(WORK REQUIRED) Report all lines holding "diagram".
────────────────────────────────────────
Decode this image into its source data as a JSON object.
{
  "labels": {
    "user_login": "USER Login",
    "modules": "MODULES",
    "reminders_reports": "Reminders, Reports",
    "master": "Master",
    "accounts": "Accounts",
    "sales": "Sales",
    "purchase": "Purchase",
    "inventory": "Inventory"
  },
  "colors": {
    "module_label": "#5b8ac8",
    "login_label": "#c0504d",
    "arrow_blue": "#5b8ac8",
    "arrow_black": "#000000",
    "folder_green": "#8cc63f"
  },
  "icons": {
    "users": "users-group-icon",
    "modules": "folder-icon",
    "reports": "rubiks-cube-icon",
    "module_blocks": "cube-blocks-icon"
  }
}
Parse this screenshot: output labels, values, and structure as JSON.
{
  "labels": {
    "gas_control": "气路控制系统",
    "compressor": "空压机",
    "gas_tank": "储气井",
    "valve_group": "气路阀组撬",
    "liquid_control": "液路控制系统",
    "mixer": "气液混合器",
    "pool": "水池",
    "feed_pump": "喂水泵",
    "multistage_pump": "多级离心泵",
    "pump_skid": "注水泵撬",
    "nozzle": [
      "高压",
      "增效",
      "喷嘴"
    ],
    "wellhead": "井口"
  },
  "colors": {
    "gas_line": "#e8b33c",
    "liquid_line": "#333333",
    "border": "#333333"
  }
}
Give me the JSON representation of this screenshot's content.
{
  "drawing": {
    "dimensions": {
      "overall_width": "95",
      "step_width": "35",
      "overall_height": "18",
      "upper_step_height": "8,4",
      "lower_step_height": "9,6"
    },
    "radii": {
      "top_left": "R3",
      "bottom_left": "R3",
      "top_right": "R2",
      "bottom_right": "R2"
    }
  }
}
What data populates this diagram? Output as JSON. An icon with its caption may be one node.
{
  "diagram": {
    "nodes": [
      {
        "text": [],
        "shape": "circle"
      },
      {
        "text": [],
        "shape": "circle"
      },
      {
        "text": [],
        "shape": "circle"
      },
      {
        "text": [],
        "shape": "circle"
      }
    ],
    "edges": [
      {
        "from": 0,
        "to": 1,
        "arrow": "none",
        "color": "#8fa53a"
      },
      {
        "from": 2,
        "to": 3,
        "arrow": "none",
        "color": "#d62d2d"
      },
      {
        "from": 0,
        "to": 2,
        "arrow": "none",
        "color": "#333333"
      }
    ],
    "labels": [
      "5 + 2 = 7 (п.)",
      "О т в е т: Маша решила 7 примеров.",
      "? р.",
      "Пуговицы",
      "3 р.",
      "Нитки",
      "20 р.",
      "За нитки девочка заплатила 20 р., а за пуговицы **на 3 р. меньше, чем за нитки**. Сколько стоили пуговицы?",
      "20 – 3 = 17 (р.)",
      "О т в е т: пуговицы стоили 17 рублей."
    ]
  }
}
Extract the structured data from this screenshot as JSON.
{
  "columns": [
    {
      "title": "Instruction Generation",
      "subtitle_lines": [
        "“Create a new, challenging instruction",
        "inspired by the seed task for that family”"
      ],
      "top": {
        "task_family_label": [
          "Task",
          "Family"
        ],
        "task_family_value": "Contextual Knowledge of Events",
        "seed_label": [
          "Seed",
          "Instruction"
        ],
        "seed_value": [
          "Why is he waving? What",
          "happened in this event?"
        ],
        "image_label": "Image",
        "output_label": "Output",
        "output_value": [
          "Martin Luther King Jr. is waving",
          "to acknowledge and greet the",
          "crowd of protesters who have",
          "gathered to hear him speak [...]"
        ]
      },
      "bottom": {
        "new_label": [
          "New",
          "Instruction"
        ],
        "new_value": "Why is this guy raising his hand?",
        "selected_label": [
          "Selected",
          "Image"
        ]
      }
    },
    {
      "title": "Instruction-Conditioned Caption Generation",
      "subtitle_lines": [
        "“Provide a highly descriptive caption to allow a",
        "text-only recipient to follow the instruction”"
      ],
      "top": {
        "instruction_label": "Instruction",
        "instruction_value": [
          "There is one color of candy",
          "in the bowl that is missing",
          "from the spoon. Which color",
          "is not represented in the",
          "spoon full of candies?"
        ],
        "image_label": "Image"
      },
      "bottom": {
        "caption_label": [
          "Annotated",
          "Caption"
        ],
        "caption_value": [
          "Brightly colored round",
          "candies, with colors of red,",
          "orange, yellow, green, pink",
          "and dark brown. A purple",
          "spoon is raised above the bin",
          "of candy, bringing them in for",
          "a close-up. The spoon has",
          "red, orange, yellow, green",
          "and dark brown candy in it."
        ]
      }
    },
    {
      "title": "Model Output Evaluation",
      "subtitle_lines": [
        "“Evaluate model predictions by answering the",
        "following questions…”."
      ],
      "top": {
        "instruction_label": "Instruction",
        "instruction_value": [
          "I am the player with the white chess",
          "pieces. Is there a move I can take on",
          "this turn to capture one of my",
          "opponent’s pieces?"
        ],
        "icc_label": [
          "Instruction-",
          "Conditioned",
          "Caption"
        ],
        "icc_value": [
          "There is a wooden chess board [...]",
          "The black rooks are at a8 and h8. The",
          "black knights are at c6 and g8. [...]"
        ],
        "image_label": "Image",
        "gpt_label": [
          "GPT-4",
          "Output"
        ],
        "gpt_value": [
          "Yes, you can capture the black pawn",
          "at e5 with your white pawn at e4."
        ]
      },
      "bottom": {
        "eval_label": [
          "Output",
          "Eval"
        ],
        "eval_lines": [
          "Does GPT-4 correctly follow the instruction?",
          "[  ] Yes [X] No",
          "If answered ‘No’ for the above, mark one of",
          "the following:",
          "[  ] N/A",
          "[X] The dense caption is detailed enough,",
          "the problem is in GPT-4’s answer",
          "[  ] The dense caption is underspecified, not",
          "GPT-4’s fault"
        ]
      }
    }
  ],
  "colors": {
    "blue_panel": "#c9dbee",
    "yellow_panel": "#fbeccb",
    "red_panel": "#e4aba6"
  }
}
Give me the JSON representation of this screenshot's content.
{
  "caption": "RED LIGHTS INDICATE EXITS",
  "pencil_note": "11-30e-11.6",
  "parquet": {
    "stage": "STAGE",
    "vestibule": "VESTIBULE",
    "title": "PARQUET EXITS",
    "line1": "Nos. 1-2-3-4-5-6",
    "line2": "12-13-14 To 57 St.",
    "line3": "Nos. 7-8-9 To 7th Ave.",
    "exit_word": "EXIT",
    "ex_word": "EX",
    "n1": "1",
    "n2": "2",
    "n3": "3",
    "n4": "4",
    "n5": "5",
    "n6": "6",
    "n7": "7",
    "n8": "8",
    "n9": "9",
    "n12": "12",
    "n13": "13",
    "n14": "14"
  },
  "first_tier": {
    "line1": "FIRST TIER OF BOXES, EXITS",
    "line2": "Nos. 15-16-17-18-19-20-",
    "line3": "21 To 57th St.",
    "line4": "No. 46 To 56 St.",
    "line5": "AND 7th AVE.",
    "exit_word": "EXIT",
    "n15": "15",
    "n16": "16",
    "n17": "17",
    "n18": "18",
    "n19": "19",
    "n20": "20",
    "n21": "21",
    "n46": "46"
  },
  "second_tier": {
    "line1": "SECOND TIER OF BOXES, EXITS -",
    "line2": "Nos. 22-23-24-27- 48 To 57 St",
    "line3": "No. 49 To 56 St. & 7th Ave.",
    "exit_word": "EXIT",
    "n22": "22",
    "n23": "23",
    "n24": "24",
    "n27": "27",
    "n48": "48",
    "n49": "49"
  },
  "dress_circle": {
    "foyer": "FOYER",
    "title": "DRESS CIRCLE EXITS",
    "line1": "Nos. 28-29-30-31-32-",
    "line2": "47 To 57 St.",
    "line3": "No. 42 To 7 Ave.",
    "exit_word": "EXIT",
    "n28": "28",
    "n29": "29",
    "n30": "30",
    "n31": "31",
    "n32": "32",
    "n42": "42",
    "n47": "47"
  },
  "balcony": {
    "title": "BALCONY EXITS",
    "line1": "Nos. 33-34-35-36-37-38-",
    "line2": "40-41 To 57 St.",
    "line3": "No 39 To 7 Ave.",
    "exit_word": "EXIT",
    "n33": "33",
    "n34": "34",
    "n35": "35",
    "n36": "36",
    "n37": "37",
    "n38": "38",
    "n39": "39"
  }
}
────────────────────────────────────────
(WORKED SOLUTION)
What data populates this diagram? Output as JSON. An icon with its caption may be one node.
  "diagram": {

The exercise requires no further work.